#### YOUR TASK:
Extract the lines that hold the string "this".

++++ DATASET ENTRIES ++++

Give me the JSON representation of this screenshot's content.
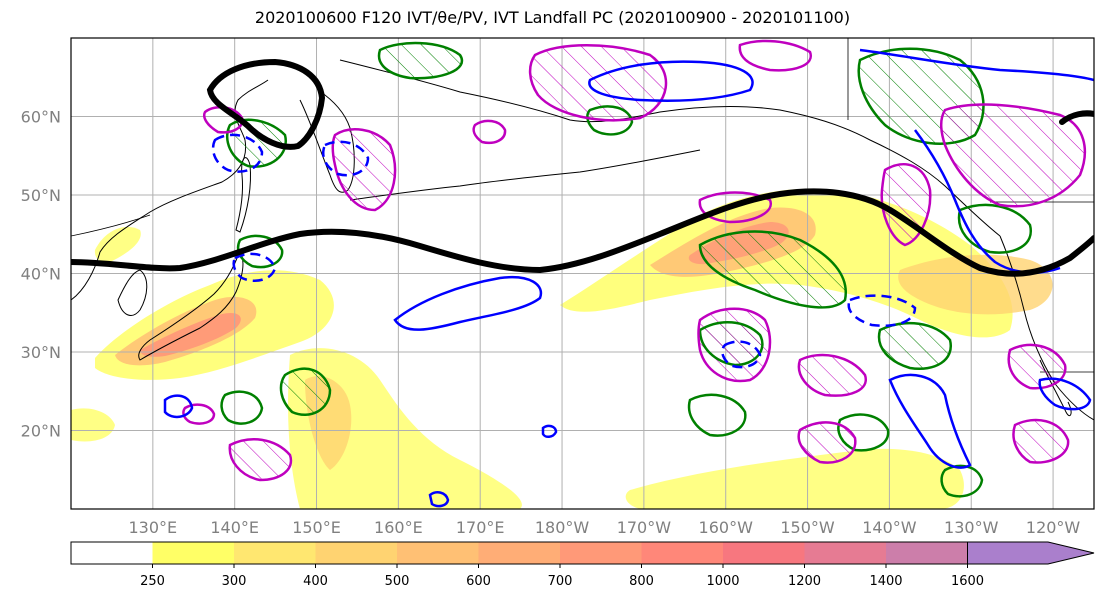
{
  "title": "2020100600 F120 IVT/θe/PV, IVT Landfall PC (2020100900 - 2020101100)",
  "map": {
    "extent": {
      "lon_min": 120,
      "lon_max": 245,
      "lat_min": 10,
      "lat_max": 70
    },
    "gridlines": true,
    "lon_ticks": [
      {
        "lon": 130,
        "label": "130°E"
      },
      {
        "lon": 140,
        "label": "140°E"
      },
      {
        "lon": 150,
        "label": "150°E"
      },
      {
        "lon": 160,
        "label": "160°E"
      },
      {
        "lon": 170,
        "label": "170°E"
      },
      {
        "lon": 180,
        "label": "180°W"
      },
      {
        "lon": 190,
        "label": "170°W"
      },
      {
        "lon": 200,
        "label": "160°W"
      },
      {
        "lon": 210,
        "label": "150°W"
      },
      {
        "lon": 220,
        "label": "140°W"
      },
      {
        "lon": 230,
        "label": "130°W"
      },
      {
        "lon": 240,
        "label": "120°W"
      }
    ],
    "lat_ticks": [
      {
        "lat": 60,
        "label": "60°N"
      },
      {
        "lat": 50,
        "label": "50°N"
      },
      {
        "lat": 40,
        "label": "40°N"
      },
      {
        "lat": 30,
        "label": "30°N"
      },
      {
        "lat": 20,
        "label": "20°N"
      }
    ],
    "colors": {
      "green_contour": "#008000",
      "magenta_contour": "#bf00bf",
      "blue_contour": "#0000ff",
      "black_line": "#000000",
      "tick_text": "#808080"
    }
  },
  "colorbar": {
    "labels": [
      "250",
      "300",
      "400",
      "500",
      "600",
      "700",
      "800",
      "1000",
      "1200",
      "1400",
      "1600"
    ],
    "colors": [
      "#ffff66",
      "#ffe770",
      "#ffd371",
      "#ffc074",
      "#ffad76",
      "#ff9978",
      "#ff8779",
      "#f7777f",
      "#e67b93",
      "#cc7eaa",
      "#aa7fcc"
    ]
  }
}
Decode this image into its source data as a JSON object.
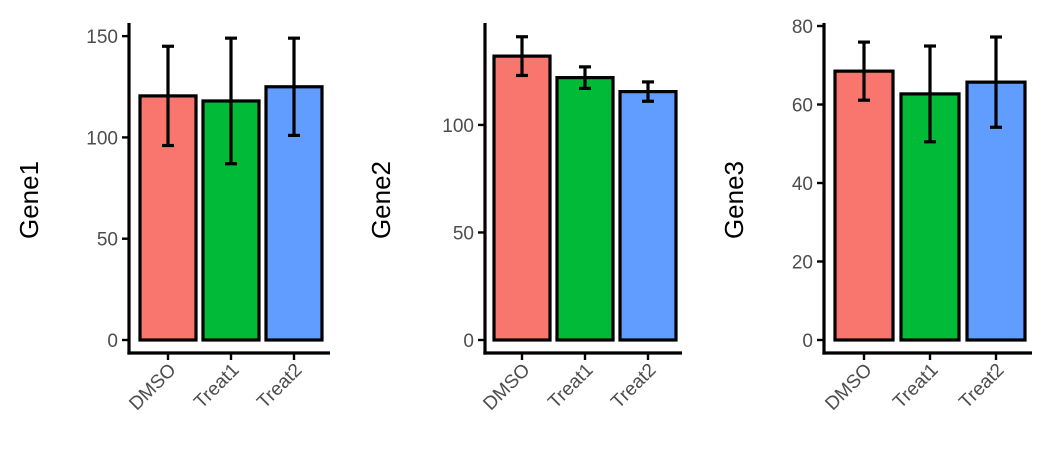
{
  "chart_data": [
    {
      "type": "bar",
      "title": "",
      "xlabel": "",
      "ylabel": "Gene1",
      "categories": [
        "DMSO",
        "Treat1",
        "Treat2"
      ],
      "values": [
        120.5,
        118,
        125
      ],
      "error": [
        24.5,
        31,
        24
      ],
      "ylim": [
        0,
        155
      ],
      "yticks": [
        0,
        50,
        100,
        150
      ],
      "colors": [
        "#F8766D",
        "#00BA38",
        "#619CFF"
      ]
    },
    {
      "type": "bar",
      "title": "",
      "xlabel": "",
      "ylabel": "Gene2",
      "categories": [
        "DMSO",
        "Treat1",
        "Treat2"
      ],
      "values": [
        132,
        122,
        115.5
      ],
      "error": [
        9,
        5,
        4.5
      ],
      "ylim": [
        0,
        146
      ],
      "yticks": [
        0,
        50,
        100
      ],
      "colors": [
        "#F8766D",
        "#00BA38",
        "#619CFF"
      ]
    },
    {
      "type": "bar",
      "title": "",
      "xlabel": "",
      "ylabel": "Gene3",
      "categories": [
        "DMSO",
        "Treat1",
        "Treat2"
      ],
      "values": [
        68.5,
        62.7,
        65.7
      ],
      "error": [
        7.4,
        12.2,
        11.5
      ],
      "ylim": [
        0,
        80
      ],
      "yticks": [
        0,
        20,
        40,
        60,
        80
      ],
      "colors": [
        "#F8766D",
        "#00BA38",
        "#619CFF"
      ]
    }
  ]
}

++++

#### PROBLEM SOLUTION:
Give me the JSON representation of this screenshot's content.
Decode this image into its source data as a JSON object.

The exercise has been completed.